> **Problem description**:
Reproduce the listing below without changes, except that pictures are left out.

> **Records shown**:
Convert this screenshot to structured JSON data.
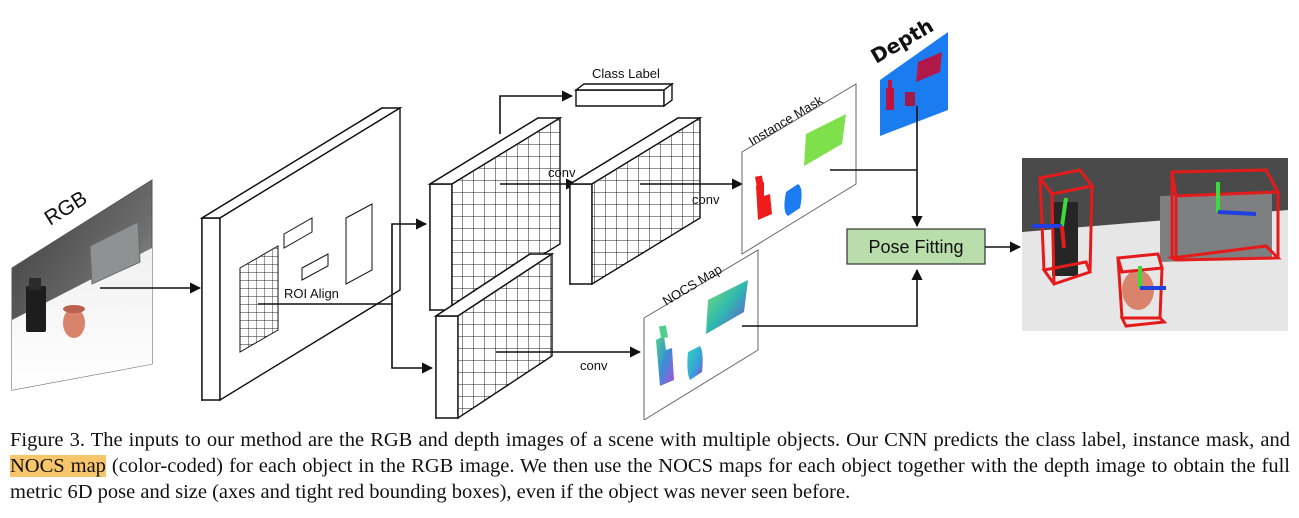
{
  "labels": {
    "rgb": "RGB",
    "roi_align": "ROI Align",
    "class_label": "Class Label",
    "conv_1": "conv",
    "conv_2": "conv",
    "conv_3": "conv",
    "instance_mask": "Instance Mask",
    "nocs_map": "NOCS Map",
    "depth": "Depth",
    "pose_fitting": "Pose Fitting"
  },
  "caption": {
    "part1": "Figure 3. The inputs to our method are the RGB and depth images of a scene with multiple objects. Our CNN predicts the class label, instance mask, and ",
    "highlight": "NOCS map",
    "part2": " (color-coded) for each object in the RGB image. We then use the NOCS maps for each object together with the depth image to obtain the full metric 6D pose and size (axes and tight red bounding boxes), even if the object was never seen before."
  },
  "colors": {
    "highlight": "#f7c56b",
    "pose_box_fill": "#b9deab",
    "depth_background": "#1b7cf0",
    "mask_red": "#ee1c1c",
    "mask_blue": "#1a7cf0",
    "mask_green": "#7ee04a",
    "bbox_red": "#e51b1b"
  }
}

> **Result of this exercise**:
Convert this screenshot to structured JSON data.
{
  "labels": {
    "rgb": "RGB",
    "roi_align": "ROI Align",
    "class_label": "Class Label",
    "conv_1": "conv",
    "conv_2": "conv",
    "conv_3": "conv",
    "instance_mask": "Instance Mask",
    "nocs_map": "NOCS Map",
    "depth": "Depth",
    "pose_fitting": "Pose Fitting"
  },
  "caption": {
    "part1": "Figure 3. The inputs to our method are the RGB and depth images of a scene with multiple objects. Our CNN predicts the class label, instance mask, and ",
    "highlight": "NOCS map",
    "part2": " (color-coded) for each object in the RGB image. We then use the NOCS maps for each object together with the depth image to obtain the full metric 6D pose and size (axes and tight red bounding boxes), even if the object was never seen before."
  },
  "colors": {
    "highlight": "#f7c56b",
    "pose_box_fill": "#b9deab",
    "depth_background": "#1b7cf0",
    "mask_red": "#ee1c1c",
    "mask_blue": "#1a7cf0",
    "mask_green": "#7ee04a",
    "bbox_red": "#e51b1b"
  }
}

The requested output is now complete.